(Lines of data)
=======
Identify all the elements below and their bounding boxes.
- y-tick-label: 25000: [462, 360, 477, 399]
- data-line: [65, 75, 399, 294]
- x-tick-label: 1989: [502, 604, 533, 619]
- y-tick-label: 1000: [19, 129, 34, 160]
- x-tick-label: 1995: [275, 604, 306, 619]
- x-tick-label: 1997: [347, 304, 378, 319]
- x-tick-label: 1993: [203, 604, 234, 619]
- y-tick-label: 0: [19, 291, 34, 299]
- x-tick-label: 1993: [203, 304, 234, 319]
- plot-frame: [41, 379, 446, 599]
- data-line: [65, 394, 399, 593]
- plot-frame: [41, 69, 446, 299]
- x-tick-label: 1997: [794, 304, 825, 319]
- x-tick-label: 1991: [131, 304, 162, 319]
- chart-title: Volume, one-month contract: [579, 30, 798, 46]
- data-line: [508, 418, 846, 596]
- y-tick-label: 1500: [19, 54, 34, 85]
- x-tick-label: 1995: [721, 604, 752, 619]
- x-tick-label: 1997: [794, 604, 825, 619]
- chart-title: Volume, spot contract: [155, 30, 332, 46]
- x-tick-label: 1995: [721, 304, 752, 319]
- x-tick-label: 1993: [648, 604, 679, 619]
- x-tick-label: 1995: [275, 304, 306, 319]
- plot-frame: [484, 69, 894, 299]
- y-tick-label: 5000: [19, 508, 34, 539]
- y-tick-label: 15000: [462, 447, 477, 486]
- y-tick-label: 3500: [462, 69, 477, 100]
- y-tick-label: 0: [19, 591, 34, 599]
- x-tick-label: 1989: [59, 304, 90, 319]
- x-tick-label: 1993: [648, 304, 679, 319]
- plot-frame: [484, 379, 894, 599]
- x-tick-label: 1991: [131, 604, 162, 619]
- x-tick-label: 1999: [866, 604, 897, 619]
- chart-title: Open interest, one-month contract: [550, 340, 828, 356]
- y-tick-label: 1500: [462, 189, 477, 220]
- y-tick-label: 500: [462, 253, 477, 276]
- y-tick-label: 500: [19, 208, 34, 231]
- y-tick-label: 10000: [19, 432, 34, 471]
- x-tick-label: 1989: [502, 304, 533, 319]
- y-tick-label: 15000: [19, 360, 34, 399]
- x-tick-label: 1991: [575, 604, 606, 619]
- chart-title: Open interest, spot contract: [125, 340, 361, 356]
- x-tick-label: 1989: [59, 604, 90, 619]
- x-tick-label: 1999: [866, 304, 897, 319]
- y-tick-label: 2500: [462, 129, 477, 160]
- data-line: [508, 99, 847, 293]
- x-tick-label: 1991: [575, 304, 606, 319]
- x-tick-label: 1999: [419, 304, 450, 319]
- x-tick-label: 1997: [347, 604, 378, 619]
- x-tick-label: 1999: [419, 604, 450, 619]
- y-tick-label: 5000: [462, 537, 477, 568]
=======
» Work to be completed: Please reproduce every line of data above word for word, in the same order.

» Reply:
Identify all the elements below and their bounding boxes.
- y-tick-label: 25000: [462, 360, 477, 399]
- data-line: [65, 75, 399, 294]
- x-tick-label: 1989: [502, 604, 533, 619]
- y-tick-label: 1000: [19, 129, 34, 160]
- x-tick-label: 1995: [275, 604, 306, 619]
- x-tick-label: 1997: [347, 304, 378, 319]
- x-tick-label: 1993: [203, 604, 234, 619]
- y-tick-label: 0: [19, 291, 34, 299]
- x-tick-label: 1993: [203, 304, 234, 319]
- plot-frame: [41, 379, 446, 599]
- data-line: [65, 394, 399, 593]
- plot-frame: [41, 69, 446, 299]
- x-tick-label: 1997: [794, 304, 825, 319]
- x-tick-label: 1991: [131, 304, 162, 319]
- chart-title: Volume, one-month contract: [579, 30, 798, 46]
- data-line: [508, 418, 846, 596]
- y-tick-label: 1500: [19, 54, 34, 85]
- x-tick-label: 1995: [721, 604, 752, 619]
- x-tick-label: 1997: [794, 604, 825, 619]
- chart-title: Volume, spot contract: [155, 30, 332, 46]
- x-tick-label: 1995: [721, 304, 752, 319]
- x-tick-label: 1993: [648, 604, 679, 619]
- x-tick-label: 1995: [275, 304, 306, 319]
- plot-frame: [484, 69, 894, 299]
- y-tick-label: 5000: [19, 508, 34, 539]
- y-tick-label: 15000: [462, 447, 477, 486]
- y-tick-label: 3500: [462, 69, 477, 100]
- y-tick-label: 0: [19, 591, 34, 599]
- x-tick-label: 1989: [59, 304, 90, 319]
- x-tick-label: 1993: [648, 304, 679, 319]
- plot-frame: [484, 379, 894, 599]
- x-tick-label: 1991: [131, 604, 162, 619]
- x-tick-label: 1999: [866, 604, 897, 619]
- chart-title: Open interest, one-month contract: [550, 340, 828, 356]
- y-tick-label: 1500: [462, 189, 477, 220]
- y-tick-label: 500: [462, 253, 477, 276]
- y-tick-label: 500: [19, 208, 34, 231]
- y-tick-label: 10000: [19, 432, 34, 471]
- x-tick-label: 1989: [502, 304, 533, 319]
- y-tick-label: 15000: [19, 360, 34, 399]
- x-tick-label: 1991: [575, 604, 606, 619]
- chart-title: Open interest, spot contract: [125, 340, 361, 356]
- x-tick-label: 1989: [59, 604, 90, 619]
- x-tick-label: 1999: [866, 304, 897, 319]
- y-tick-label: 2500: [462, 129, 477, 160]
- data-line: [508, 99, 847, 293]
- x-tick-label: 1991: [575, 304, 606, 319]
- x-tick-label: 1999: [419, 304, 450, 319]
- x-tick-label: 1997: [347, 604, 378, 619]
- x-tick-label: 1999: [419, 604, 450, 619]
- y-tick-label: 5000: [462, 537, 477, 568]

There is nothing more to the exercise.